### Work to complete
All of the listing below must be repeated word for word. Pictures are the only thing to omit.

### Input material

+++

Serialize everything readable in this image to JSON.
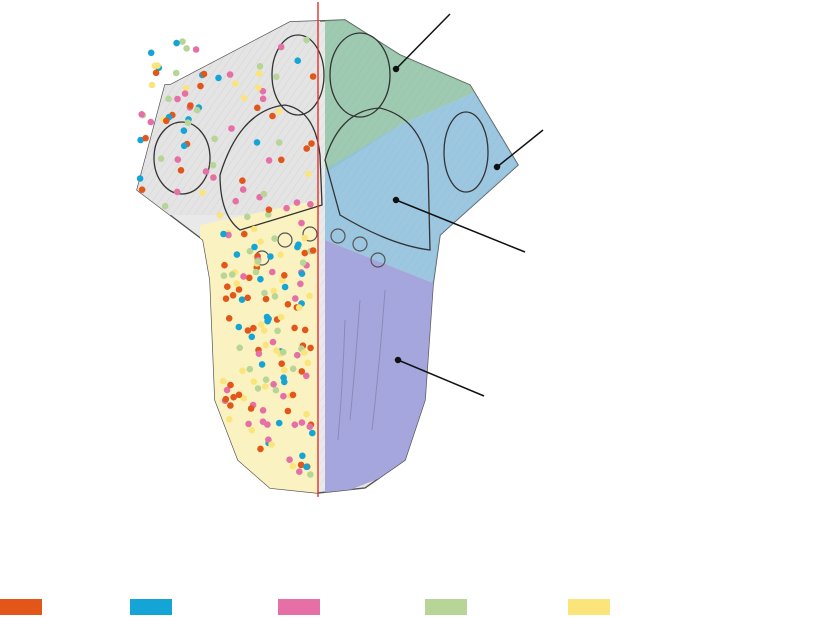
{
  "legend": [
    {
      "color": "#e2561a"
    },
    {
      "color": "#14a5d6"
    },
    {
      "color": "#e66fa6"
    },
    {
      "color": "#b7d596"
    },
    {
      "color": "#fbe57b"
    }
  ],
  "region_colors": {
    "green": "#8fc4a6",
    "blue": "#8ec1df",
    "purple": "#a6a6de",
    "yellow": "#fbf2c2",
    "midline": "#e2322b"
  }
}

+++

### Solution to this exercise
Serialize everything readable in this image to JSON.
{
  "legend": [
    {
      "color": "#e2561a"
    },
    {
      "color": "#14a5d6"
    },
    {
      "color": "#e66fa6"
    },
    {
      "color": "#b7d596"
    },
    {
      "color": "#fbe57b"
    }
  ],
  "region_colors": {
    "green": "#8fc4a6",
    "blue": "#8ec1df",
    "purple": "#a6a6de",
    "yellow": "#fbf2c2",
    "midline": "#e2322b"
  }
}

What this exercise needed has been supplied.